___ EXTRACTO PROPORCIONADO ___
Según The Moscow Times, menos del 5 % de los rusos creen que su selección tiene posibilidades de llevarse la copa. Supongo que por eso les gusta hablar más de otros equipos que del propio.
****
Un día, mientras caminaba por la avenida Prospekt Mira hacia los Jardines Botánicos –que, por cierto, son encantadores en invierno y seguro aún más en el verano– una anciana en vestido púrpura me detuvo en la calle. La mujer parecía estar yendo o devolviéndose de misa.
–Я не говорю пo-русски –le dije. Era una frase sacada del poco ruso que había aprendido y que resultaba muy útil cuando se acercaba la gente a preguntar cosas: “Yo no hablo ruso”.
English? –preguntó la anciana.
Yes.
Give me money.
Le dije que no tenía y la mujer se fue con mala cara. ¡Y dicen que en Rusia la gente no habla inglés! Por supuesto, no cae mal aprender a decir “disculpe” (izbinitye), “por favor” (pozhaluista) y “gracias” (spacibo, aunque esa última “o” suena más como una “a”) en ruso porque es una forma muy efectiva de ganarse la amabilidad y la sonrisa condescendiente de más de una cajera. ¡Y créame que la sonrisa de una rusa lo vale! Resulta útil saber decir unas cuantas cosas y hacerse entender, pero al menos en Moscú –que es un poco más internacional que el lejano oriente siberiano– la gente tiene las bases para hablar inglés. En el mercado de pulgas de Izmailovsky, por ejemplo, donde se venden baratijas chinas a precios exagerados y antigüedades reales a precios exorbitantes (con algunas excepciones para el que sabe buscar), conocí a los mayores políglotas rusos: los dueños de los asaderos, vendiendo sus pinchos de pollo y cordero.
___ EXTRACTO DE DATOS ___
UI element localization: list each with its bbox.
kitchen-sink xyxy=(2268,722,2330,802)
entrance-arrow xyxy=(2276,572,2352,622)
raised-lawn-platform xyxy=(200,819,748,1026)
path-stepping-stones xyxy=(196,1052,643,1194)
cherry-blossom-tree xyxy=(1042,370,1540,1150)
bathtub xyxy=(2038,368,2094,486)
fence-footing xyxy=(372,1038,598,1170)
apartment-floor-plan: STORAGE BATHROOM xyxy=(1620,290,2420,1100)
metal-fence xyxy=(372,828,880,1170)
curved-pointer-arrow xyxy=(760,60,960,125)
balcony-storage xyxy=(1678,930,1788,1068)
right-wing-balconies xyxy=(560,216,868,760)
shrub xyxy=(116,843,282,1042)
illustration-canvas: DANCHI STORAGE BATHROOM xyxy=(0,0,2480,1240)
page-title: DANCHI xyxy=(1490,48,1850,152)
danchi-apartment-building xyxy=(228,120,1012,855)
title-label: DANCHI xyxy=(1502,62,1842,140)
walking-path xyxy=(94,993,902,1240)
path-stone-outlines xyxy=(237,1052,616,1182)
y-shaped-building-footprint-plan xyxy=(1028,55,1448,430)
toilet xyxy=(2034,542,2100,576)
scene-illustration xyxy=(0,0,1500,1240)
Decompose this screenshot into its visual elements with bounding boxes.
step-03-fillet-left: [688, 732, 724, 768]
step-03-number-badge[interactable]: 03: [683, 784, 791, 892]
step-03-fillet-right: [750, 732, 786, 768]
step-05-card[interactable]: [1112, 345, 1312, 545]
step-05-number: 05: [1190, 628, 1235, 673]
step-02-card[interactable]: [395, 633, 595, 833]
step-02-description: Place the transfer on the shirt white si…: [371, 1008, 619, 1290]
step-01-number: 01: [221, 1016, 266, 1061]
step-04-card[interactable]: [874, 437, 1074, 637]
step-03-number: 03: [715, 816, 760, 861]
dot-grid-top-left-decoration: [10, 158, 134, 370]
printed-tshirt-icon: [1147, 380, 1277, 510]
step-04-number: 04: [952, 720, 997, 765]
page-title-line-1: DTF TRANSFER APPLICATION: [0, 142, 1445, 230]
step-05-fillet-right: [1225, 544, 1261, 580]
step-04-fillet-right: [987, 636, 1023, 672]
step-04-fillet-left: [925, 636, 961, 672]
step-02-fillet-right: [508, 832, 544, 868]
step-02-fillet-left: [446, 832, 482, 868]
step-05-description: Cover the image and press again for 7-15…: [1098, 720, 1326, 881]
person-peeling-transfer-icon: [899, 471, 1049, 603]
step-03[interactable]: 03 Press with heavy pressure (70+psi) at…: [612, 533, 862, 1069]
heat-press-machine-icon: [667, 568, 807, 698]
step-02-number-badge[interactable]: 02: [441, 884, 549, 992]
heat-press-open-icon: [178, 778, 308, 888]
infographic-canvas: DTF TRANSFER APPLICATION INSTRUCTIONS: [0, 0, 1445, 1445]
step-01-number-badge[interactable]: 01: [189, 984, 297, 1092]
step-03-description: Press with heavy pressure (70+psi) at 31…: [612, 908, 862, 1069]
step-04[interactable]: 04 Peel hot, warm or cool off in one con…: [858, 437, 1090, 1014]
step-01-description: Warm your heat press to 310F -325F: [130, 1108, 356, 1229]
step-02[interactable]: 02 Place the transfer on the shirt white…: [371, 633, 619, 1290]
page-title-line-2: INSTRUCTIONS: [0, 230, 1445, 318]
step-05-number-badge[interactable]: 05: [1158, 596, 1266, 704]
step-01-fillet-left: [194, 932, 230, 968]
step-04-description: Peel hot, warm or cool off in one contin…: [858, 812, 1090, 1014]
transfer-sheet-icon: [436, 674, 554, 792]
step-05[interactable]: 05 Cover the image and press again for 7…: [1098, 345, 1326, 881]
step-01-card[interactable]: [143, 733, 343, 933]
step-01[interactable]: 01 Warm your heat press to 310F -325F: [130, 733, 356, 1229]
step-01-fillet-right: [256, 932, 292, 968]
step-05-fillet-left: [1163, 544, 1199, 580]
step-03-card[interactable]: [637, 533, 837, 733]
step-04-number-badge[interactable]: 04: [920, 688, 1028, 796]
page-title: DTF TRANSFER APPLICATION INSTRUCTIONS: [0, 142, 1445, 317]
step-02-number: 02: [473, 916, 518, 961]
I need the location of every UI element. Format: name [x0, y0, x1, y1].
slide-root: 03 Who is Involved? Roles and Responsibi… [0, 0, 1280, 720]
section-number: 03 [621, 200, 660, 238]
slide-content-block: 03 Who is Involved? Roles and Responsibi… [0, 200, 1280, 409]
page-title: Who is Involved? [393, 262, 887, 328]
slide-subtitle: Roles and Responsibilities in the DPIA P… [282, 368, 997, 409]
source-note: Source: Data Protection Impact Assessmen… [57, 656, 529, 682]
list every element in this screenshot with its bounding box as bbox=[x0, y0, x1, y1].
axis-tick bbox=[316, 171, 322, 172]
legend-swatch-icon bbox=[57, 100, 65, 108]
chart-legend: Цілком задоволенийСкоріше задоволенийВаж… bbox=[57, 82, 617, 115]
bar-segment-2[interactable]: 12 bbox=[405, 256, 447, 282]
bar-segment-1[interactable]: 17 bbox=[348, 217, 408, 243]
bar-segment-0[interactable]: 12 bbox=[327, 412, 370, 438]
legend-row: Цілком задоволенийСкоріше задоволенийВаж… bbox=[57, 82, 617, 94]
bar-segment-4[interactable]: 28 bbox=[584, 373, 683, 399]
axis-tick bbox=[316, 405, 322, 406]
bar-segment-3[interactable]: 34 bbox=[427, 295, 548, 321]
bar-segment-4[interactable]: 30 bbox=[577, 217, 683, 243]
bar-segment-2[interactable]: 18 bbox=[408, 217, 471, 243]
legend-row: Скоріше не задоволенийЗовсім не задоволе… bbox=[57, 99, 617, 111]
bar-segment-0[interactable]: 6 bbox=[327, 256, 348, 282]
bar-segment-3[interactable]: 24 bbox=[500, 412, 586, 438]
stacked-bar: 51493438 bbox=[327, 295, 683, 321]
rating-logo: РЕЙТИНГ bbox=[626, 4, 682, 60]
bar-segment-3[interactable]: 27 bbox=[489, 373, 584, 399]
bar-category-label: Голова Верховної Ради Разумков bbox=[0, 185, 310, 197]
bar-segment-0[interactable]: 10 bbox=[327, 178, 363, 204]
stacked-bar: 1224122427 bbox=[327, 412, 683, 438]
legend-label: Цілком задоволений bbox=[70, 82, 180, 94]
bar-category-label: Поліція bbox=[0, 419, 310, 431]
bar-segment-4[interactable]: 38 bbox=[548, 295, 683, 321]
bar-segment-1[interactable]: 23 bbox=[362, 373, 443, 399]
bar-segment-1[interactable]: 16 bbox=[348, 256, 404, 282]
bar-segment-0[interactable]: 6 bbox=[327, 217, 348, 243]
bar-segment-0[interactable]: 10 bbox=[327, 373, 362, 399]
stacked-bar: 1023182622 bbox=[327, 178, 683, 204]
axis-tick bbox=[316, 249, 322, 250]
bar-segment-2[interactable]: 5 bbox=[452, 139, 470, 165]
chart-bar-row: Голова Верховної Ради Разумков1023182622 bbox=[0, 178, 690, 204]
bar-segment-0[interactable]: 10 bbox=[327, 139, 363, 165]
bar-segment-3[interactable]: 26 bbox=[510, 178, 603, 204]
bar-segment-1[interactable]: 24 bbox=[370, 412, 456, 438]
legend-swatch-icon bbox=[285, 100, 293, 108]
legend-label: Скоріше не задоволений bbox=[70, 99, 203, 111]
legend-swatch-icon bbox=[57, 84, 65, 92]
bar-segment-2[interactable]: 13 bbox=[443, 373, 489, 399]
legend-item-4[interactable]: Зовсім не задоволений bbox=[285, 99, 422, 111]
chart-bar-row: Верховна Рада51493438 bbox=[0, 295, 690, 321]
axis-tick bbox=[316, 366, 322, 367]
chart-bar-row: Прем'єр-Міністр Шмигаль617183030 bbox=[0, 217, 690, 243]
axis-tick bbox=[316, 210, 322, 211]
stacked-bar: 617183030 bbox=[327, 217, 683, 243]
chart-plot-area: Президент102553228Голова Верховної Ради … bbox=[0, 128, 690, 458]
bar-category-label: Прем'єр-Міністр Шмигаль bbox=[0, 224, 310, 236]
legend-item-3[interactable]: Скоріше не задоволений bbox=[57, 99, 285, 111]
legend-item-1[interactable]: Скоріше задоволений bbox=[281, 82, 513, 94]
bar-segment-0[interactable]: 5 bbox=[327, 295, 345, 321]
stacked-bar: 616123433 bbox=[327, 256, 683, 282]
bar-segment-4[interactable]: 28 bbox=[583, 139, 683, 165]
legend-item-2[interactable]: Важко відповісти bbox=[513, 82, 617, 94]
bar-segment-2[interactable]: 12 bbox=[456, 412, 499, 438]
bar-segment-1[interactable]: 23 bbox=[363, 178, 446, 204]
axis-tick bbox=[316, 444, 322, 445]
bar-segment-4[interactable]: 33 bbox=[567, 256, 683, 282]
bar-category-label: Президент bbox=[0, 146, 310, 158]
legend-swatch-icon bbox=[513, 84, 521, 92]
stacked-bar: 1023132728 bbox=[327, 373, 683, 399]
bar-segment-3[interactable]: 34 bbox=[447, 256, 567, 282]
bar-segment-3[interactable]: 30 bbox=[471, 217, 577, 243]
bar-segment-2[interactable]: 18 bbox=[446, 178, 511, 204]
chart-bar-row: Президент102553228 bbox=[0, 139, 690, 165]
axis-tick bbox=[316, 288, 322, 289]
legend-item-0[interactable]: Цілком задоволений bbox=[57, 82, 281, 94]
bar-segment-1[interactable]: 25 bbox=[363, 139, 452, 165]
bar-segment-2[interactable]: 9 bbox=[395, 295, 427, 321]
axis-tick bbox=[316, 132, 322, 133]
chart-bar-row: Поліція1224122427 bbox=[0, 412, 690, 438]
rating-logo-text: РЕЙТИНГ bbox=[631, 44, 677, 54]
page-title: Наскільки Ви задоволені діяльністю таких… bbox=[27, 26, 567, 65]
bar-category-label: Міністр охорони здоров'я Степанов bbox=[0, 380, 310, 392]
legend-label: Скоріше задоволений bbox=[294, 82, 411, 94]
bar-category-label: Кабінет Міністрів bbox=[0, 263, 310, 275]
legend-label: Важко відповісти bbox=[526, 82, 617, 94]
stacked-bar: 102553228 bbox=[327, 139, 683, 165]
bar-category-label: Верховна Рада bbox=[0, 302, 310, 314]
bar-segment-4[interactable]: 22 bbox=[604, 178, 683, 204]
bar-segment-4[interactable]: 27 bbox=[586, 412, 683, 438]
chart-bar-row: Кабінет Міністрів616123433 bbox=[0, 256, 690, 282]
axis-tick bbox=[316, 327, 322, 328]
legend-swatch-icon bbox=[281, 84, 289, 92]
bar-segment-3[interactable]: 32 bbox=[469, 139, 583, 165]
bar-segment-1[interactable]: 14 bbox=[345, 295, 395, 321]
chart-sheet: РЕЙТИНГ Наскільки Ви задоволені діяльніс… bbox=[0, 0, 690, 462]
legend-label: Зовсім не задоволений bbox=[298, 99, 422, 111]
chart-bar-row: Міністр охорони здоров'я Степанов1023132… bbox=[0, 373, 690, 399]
___
• [QUÉ HACER]
**1)** Transcribe la parte de la crónica sobre Moscú que va de "Según The Moscow" a "que del propio.", ambos incluidos.
**2)** Retoma la crónica sobre Moscú justo después de su última frase y sigue escribiéndola.

• [RESPUESTAS POR TAREA]
**1)**
Según The Moscow Times, menos del 5 % de los rusos creen que su selección tiene posibilidades de llevarse la copa. Supongo que por eso les gusta hablar más de otros equipos que del propio.

**2)**
El Museo de Tragaperras Soviéticas es una de las paradas obligadas para cualquier turista aficionado por los videojuegos, con más de cincuenta máquinas en perfecto estado y listas para ser usadas (Moscú).
Where are you from, man? –preguntaban. Dependiendo de la respuesta recitaban precios e ingredientes en inglés, español, chino, francés y quién sabe en qué otros idiomas. Los turistas caen gracias a esa ridícula filosofía de estar abierto a probarlo todo cuando se está de viaje.
Los platos rusos deben probarse por obligación moral más que porque sean realmente deliciosos, aunque hay restaurantes en los que platos como el clásico borsch (una sopa de color rojizo hecha a base de remolacha) son realmente disfrutables. Rusky tiene la mejor vista en todo el distrito de Moscow City y pasar una tarde en el Café Pushkin probando su carta de postres y con una taza de té siempre a la mano es uno de los placeres gastronómicos más grandes que me encontré en la ciudad. Quizá la gracia no esté en los platos rusos, sino en los ingredientes: el chocolate ruso, la miel rusa e incluso el caviar más barato son delicias con las que vale la pena llenar la maleta en el momento de volver.
Otra noche, mientras comía shawarma con un amigo dentro de un local, entraron dos rusos discutiendo. Uno era alto y parecía una torre de Jenga a punto de derrumbarse de lo llevado que estaba por el licor, o quizá por las drogas. El otro parecía un extra de Piratas del Caribe. En cierto punto, mientras estaban todavía frente a la caja, se voltearon hacia nosotros y preguntaron algo.
Cuando les dije que no hablaba ruso, dijeron sin vacilar:
What music do you like?
No recuerdo qué respondimos, pero estoy seguro de que no fue Depeche Mode. Lo sé porque Leo –el tipo alto– empezó a preguntar que por qué no habíamos dicho Depeche Mode, que si estábamos conscientes de que era una de las mejores bandas de la historia. Entonces comenzamos a hablar y les dijimos que éramos colombianos, que estábamos buscando un bar para ir a tomar algo.
–¿Ustedes saben de un buen lugar para tomar cerveza?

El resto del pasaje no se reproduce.